• _GOAL_: Every line holding the word "that" counts once. Give the total, nothing more.
-- BEGIN RECORDS FOR THE EXERCISE --
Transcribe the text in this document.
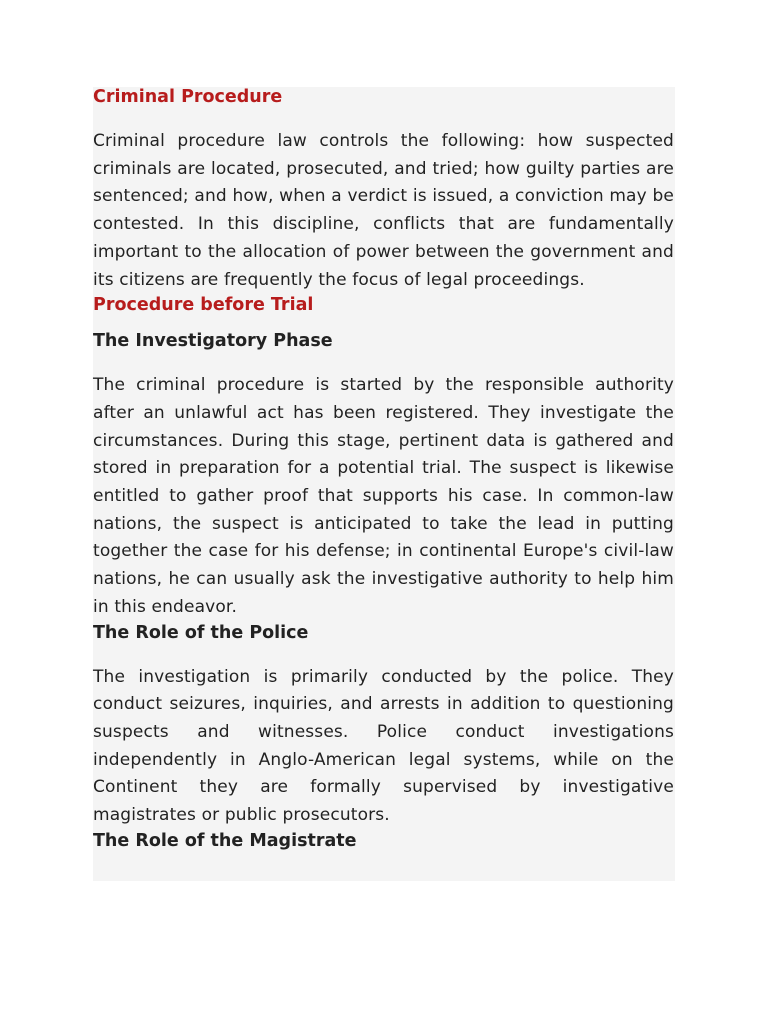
Criminal Procedure

Criminal procedure law controls the following: how suspected criminals are located, prosecuted, and tried; how guilty parties are sentenced; and how, when a verdict is issued, a conviction may be contested. In this discipline, conflicts that are fundamentally important to the allocation of power between the government and its citizens are frequently the focus of legal proceedings.

Procedure before Trial
The Investigatory Phase

The criminal procedure is started by the responsible authority after an unlawful act has been registered. They investigate the circumstances. During this stage, pertinent data is gathered and stored in preparation for a potential trial. The suspect is likewise entitled to gather proof that supports his case. In common-law nations, the suspect is anticipated to take the lead in putting together the case for his defense; in continental Europe's civil-law nations, he can usually ask the investigative authority to help him in this endeavor.

The Role of the Police

The investigation is primarily conducted by the police. They conduct seizures, inquiries, and arrests in addition to questioning suspects and witnesses. Police conduct investigations independently in Anglo-American legal systems, while on the Continent they are formally supervised by investigative magistrates or public prosecutors.

The Role of the Magistrate
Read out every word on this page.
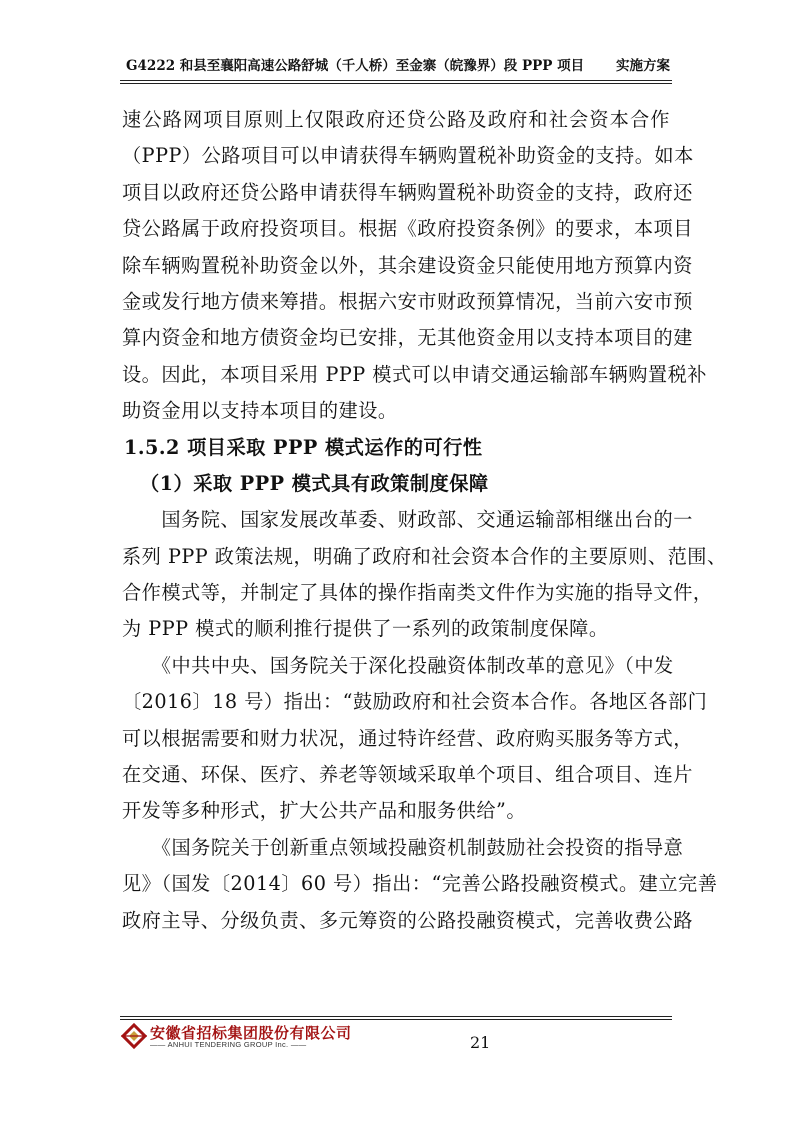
G4222 和县至襄阳高速公路舒城（千人桥）至金寨（皖豫界）段 PPP 项目 实施方案
速公路网项目原则上仅限政府还贷公路及政府和社会资本合作
（PPP）公路项目可以申请获得车辆购置税补助资金的支持。如本
项目以政府还贷公路申请获得车辆购置税补助资金的支持，政府还
贷公路属于政府投资项目。根据《政府投资条例》的要求，本项目
除车辆购置税补助资金以外，其余建设资金只能使用地方预算内资
金或发行地方债来筹措。根据六安市财政预算情况，当前六安市预
算内资金和地方债资金均已安排，无其他资金用以支持本项目的建
设。因此，本项目采用 PPP 模式可以申请交通运输部车辆购置税补
助资金用以支持本项目的建设。
1.5.2 项目采取 PPP 模式运作的可行性
（1）采取 PPP 模式具有政策制度保障
　　国务院、国家发展改革委、财政部、交通运输部相继出台的一
系列 PPP 政策法规，明确了政府和社会资本合作的主要原则、范围、
合作模式等，并制定了具体的操作指南类文件作为实施的指导文件，
为 PPP 模式的顺利推行提供了一系列的政策制度保障。
　　《中共中央、国务院关于深化投融资体制改革的意见》（中发
〔2016〕18 号）指出：“鼓励政府和社会资本合作。各地区各部门
可以根据需要和财力状况，通过特许经营、政府购买服务等方式，
在交通、环保、医疗、养老等领域采取单个项目、组合项目、连片
开发等多种形式，扩大公共产品和服务供给”。
　　《国务院关于创新重点领域投融资机制鼓励社会投资的指导意
见》（国发〔2014〕60 号）指出：“完善公路投融资模式。建立完善
政府主导、分级负责、多元筹资的公路投融资模式，完善收费公路
安徽省招标集团股份有限公司
—— ANHUI TENDERING GROUP Inc. ——	21
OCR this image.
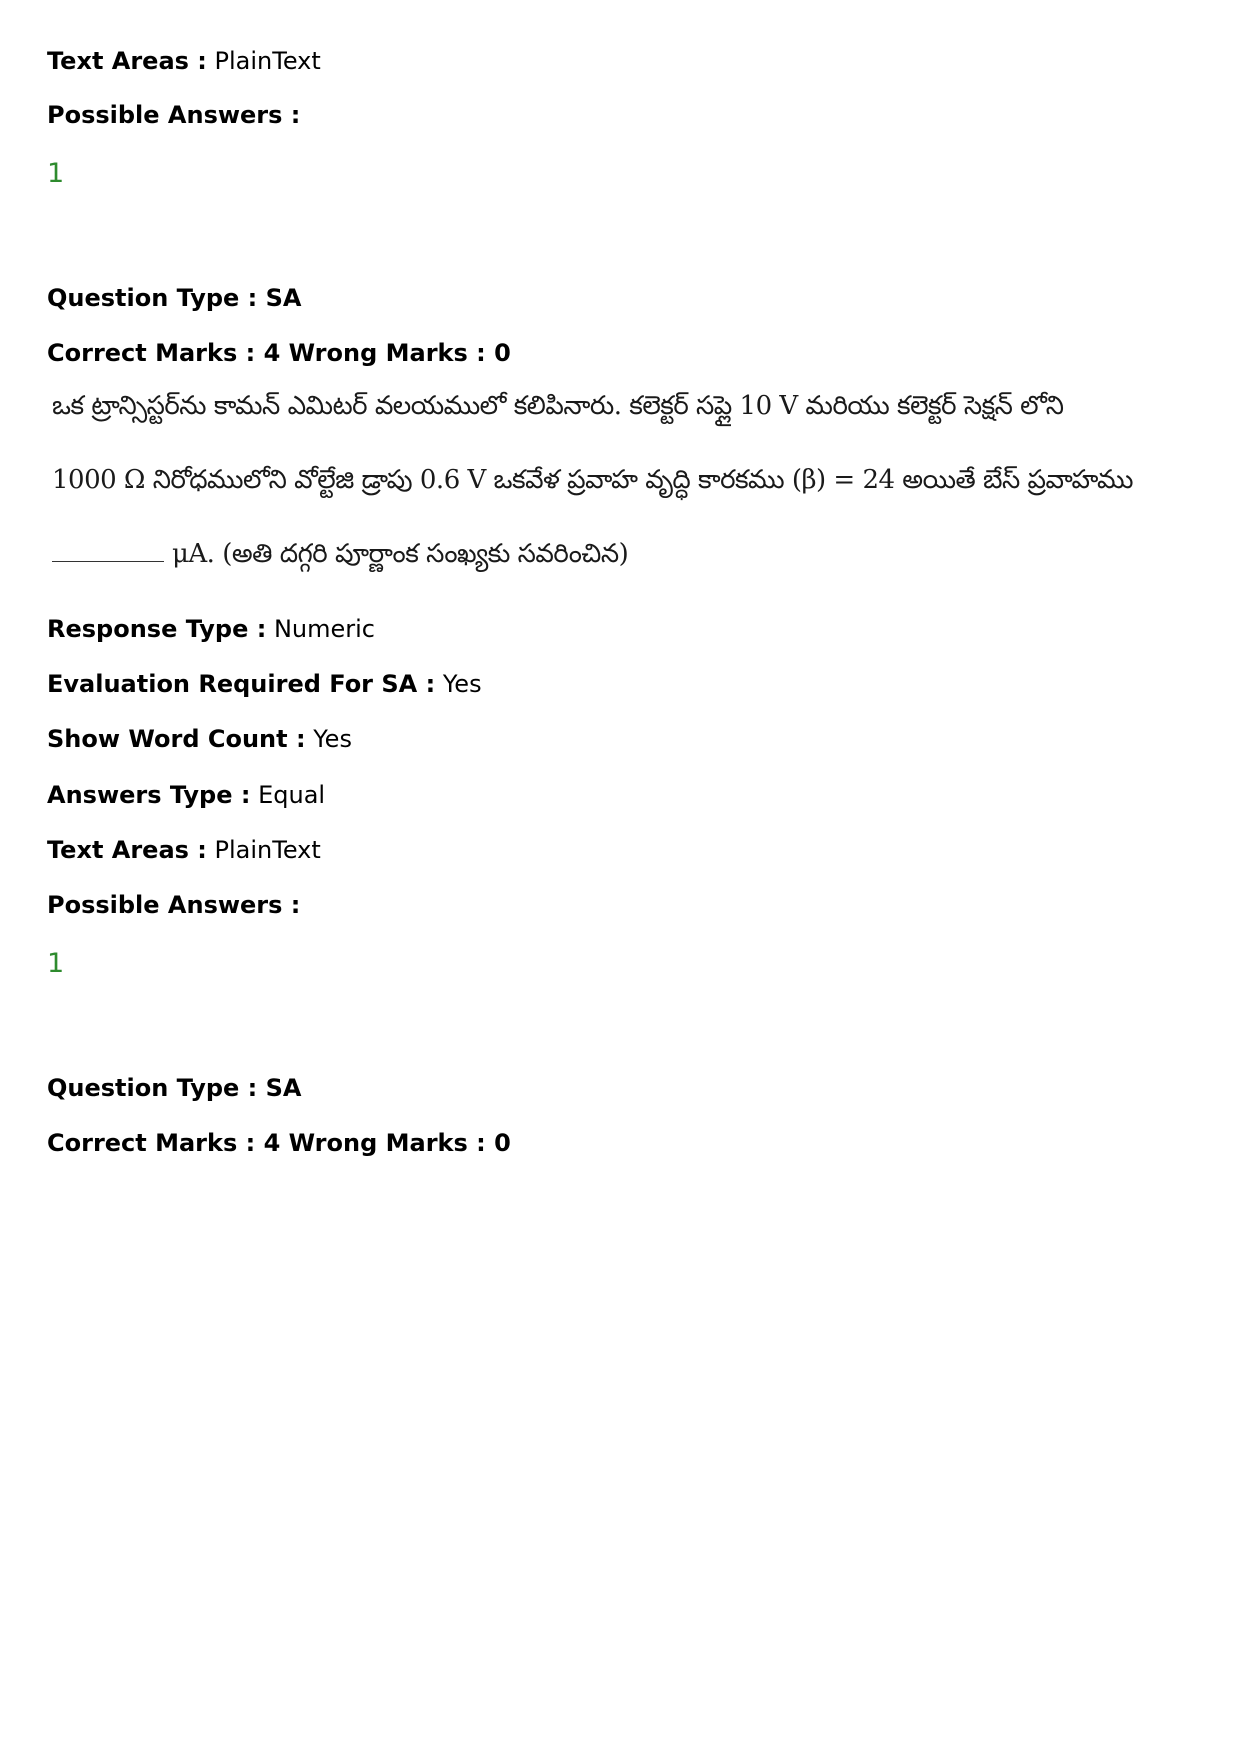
Text Areas : PlainText
Possible Answers :
1
Question Type : SA
Correct Marks : 4 Wrong Marks : 0
ఒక ట్రాన్సిస్టర్‌ను కామన్ ఎమిటర్ వలయములో కలిపినారు. కలెక్టర్ సప్లై 10 V మరియు కలెక్టర్ సెక్షన్ లోని
1000 Ω నిరోధములోని వోల్టేజి డ్రాపు 0.6 V ఒకవేళ ప్రవాహ వృద్ధి కారకము (β) = 24 అయితే బేస్ ప్రవాహము
μA. (అతి దగ్గరి పూర్ణాంక సంఖ్యకు సవరించిన)
Response Type : Numeric
Evaluation Required For SA : Yes
Show Word Count : Yes
Answers Type : Equal
Text Areas : PlainText
Possible Answers :
1
Question Type : SA
Correct Marks : 4 Wrong Marks : 0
-- END RECORDS FOR THE EXERCISE --
• _FINAL ANSWER_: 2